Look for "Component" in each line of the entries, and return the matching lines.

> [Dataset rows]:
════════════════════

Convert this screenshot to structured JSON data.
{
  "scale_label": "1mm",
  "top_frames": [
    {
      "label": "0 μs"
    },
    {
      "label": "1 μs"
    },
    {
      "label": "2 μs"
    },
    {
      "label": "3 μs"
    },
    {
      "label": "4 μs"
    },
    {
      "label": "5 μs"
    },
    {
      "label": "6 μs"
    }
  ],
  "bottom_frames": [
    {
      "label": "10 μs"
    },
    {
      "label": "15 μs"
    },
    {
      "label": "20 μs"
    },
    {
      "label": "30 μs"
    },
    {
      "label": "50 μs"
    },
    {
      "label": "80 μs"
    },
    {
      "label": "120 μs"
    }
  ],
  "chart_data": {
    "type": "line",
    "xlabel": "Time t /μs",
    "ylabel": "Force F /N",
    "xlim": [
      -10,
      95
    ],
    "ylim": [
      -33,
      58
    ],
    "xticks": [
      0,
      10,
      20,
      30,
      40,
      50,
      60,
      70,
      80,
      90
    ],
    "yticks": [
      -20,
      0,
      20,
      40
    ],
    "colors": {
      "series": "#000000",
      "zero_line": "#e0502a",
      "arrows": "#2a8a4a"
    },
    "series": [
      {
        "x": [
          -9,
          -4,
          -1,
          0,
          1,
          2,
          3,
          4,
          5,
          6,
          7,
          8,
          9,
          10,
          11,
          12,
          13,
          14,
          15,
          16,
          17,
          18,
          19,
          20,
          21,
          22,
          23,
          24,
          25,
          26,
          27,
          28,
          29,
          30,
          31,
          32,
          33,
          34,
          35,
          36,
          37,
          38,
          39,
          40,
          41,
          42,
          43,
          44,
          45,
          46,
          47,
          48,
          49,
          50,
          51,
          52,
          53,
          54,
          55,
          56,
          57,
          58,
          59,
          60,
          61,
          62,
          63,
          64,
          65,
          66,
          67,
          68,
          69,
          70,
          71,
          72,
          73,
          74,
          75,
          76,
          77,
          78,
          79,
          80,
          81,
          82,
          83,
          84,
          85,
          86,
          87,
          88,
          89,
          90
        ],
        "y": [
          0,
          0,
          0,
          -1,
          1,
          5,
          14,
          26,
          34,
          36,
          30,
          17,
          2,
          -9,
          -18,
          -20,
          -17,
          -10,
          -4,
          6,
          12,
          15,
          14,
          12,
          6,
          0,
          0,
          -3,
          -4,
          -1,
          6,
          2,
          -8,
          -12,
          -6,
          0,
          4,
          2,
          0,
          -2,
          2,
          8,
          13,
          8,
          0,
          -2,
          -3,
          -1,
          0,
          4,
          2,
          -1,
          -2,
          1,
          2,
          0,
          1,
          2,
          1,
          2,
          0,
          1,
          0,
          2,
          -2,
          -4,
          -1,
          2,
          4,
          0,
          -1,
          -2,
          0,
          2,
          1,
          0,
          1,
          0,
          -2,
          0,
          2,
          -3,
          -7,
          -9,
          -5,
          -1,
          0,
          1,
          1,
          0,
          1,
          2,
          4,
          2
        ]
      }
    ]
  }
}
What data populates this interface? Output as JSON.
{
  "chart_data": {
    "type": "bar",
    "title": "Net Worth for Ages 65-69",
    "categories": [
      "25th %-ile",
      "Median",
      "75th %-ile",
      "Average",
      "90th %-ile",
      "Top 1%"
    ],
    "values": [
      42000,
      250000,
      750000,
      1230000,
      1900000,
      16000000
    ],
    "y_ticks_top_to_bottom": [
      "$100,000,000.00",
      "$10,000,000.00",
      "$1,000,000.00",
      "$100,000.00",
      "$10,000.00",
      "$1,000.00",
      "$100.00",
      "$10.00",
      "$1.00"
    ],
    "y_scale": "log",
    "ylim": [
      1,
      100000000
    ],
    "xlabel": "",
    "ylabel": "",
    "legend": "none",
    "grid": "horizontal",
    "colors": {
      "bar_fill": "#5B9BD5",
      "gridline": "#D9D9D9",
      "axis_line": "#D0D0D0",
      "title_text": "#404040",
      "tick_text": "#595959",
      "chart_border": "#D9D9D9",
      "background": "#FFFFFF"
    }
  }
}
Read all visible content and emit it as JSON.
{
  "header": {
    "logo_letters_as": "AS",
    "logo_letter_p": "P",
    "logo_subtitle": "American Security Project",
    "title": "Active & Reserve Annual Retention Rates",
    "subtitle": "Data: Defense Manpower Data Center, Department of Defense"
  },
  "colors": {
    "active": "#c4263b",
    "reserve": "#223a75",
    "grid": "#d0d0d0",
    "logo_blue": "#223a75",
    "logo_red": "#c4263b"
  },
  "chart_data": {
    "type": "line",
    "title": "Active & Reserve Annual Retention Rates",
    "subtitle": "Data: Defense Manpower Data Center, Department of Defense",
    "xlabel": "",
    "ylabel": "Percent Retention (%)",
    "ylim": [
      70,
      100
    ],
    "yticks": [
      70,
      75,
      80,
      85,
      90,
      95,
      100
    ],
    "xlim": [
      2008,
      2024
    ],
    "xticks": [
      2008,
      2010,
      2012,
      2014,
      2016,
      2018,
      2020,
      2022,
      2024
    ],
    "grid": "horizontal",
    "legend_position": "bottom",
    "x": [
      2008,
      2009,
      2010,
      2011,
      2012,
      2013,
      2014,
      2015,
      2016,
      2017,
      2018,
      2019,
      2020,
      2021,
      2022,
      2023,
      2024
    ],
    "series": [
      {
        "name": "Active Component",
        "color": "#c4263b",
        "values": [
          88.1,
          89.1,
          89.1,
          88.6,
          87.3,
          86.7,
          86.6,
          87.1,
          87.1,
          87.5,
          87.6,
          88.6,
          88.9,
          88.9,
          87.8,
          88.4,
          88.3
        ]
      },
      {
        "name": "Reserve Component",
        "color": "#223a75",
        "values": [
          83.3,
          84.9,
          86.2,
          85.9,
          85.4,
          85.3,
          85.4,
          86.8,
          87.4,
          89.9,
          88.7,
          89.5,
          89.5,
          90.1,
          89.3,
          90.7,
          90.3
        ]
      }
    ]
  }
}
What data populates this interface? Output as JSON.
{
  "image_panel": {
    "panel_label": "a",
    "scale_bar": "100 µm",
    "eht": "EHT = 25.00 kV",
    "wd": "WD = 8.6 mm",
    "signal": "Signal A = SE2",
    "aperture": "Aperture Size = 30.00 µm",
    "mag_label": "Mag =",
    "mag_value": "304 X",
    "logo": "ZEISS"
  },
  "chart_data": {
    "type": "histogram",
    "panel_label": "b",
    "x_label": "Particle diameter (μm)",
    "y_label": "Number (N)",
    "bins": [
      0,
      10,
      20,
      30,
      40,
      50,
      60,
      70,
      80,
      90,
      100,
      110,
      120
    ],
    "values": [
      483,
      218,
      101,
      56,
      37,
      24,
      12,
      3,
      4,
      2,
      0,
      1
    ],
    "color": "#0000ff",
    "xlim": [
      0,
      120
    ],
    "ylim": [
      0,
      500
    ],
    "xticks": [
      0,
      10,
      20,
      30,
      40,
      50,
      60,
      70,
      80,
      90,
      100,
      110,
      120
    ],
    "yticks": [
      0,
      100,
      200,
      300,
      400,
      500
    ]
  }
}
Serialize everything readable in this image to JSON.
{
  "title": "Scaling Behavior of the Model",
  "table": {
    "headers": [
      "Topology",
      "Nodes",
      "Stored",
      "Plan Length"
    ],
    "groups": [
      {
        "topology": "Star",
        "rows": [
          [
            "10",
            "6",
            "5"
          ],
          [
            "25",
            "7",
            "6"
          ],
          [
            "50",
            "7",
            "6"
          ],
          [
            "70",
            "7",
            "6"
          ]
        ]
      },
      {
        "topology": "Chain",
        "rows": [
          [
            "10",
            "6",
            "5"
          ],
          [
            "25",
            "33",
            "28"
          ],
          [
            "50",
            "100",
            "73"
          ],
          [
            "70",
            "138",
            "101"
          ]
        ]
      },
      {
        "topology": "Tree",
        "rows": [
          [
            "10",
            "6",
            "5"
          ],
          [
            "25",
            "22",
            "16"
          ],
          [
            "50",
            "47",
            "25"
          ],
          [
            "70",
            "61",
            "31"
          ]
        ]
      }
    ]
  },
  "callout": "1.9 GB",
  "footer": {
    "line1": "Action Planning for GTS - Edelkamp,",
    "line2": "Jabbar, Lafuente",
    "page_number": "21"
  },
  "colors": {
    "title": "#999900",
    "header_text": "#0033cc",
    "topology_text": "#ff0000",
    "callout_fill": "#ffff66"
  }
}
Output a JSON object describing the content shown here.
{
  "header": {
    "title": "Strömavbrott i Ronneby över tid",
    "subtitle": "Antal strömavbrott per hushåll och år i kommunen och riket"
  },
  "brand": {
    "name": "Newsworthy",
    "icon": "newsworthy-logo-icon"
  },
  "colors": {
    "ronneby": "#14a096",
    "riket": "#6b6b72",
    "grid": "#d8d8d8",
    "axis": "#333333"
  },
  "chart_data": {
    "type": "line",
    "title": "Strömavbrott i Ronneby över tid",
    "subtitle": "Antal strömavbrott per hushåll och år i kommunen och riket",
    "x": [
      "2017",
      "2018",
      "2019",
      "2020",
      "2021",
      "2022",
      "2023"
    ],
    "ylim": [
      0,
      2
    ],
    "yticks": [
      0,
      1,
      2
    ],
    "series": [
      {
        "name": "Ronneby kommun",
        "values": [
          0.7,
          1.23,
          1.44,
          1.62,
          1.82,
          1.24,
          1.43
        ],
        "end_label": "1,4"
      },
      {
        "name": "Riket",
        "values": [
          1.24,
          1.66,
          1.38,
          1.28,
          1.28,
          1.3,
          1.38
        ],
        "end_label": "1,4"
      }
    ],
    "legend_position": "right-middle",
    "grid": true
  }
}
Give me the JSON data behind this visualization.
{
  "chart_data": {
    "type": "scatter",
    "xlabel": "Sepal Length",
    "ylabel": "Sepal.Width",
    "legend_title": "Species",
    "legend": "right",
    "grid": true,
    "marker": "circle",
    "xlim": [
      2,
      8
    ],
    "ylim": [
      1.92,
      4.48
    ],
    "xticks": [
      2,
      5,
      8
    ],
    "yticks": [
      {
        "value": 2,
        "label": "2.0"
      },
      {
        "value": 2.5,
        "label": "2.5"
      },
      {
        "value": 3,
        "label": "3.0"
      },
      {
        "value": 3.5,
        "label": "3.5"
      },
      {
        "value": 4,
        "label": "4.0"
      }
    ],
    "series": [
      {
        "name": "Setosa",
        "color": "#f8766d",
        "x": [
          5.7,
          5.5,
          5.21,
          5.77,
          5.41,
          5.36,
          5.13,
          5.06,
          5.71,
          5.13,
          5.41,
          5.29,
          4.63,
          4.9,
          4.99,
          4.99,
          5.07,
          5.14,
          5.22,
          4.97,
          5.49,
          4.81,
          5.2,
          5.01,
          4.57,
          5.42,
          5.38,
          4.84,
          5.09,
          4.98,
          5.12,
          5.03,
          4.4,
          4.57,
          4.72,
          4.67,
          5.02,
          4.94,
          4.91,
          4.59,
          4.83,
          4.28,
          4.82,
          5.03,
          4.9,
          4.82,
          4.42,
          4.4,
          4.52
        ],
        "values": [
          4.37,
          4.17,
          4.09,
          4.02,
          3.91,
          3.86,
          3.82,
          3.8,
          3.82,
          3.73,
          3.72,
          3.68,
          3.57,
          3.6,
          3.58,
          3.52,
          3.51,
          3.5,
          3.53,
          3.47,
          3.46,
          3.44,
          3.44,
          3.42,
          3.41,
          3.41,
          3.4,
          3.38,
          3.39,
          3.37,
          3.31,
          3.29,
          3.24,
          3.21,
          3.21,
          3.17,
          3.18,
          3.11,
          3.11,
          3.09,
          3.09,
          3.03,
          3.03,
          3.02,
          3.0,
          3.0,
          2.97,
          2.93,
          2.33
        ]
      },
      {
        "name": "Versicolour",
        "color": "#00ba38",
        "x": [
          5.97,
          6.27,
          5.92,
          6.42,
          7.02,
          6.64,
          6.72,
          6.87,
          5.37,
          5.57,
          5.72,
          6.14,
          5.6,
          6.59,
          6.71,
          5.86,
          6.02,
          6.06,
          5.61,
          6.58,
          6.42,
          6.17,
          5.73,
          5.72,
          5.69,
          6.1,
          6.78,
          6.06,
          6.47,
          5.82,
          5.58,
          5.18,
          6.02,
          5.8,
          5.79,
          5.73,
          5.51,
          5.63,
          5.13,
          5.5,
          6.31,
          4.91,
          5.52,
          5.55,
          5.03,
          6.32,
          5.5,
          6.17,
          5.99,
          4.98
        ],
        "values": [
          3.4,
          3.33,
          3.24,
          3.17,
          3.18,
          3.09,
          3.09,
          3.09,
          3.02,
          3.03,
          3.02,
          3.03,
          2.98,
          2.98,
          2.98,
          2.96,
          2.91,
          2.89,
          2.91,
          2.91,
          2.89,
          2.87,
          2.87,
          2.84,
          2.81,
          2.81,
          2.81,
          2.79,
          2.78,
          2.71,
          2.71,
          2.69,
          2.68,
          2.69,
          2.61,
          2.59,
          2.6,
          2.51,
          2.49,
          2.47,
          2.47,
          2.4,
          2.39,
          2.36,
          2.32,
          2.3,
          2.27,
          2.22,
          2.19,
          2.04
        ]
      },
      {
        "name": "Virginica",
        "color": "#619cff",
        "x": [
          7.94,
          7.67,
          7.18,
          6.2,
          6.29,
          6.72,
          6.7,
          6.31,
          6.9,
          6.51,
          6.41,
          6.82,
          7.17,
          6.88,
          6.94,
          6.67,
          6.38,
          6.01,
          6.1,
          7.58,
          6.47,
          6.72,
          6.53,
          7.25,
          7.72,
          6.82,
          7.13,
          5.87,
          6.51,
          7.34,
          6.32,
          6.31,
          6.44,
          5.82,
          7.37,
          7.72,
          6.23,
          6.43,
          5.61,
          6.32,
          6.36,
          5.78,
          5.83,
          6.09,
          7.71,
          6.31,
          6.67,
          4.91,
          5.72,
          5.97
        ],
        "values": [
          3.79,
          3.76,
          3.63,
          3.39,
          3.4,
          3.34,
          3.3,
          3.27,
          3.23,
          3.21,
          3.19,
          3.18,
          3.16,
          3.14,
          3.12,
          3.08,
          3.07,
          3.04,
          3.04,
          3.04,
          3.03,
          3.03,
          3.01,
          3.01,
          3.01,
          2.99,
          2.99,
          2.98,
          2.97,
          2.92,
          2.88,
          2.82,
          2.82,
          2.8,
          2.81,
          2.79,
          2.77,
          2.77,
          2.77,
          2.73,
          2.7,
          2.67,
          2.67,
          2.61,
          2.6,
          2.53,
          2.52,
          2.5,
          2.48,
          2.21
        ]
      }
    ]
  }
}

════════════════════

> [Answer to the problem]:
        "name": "Active Component",
        "name": "Reserve Component",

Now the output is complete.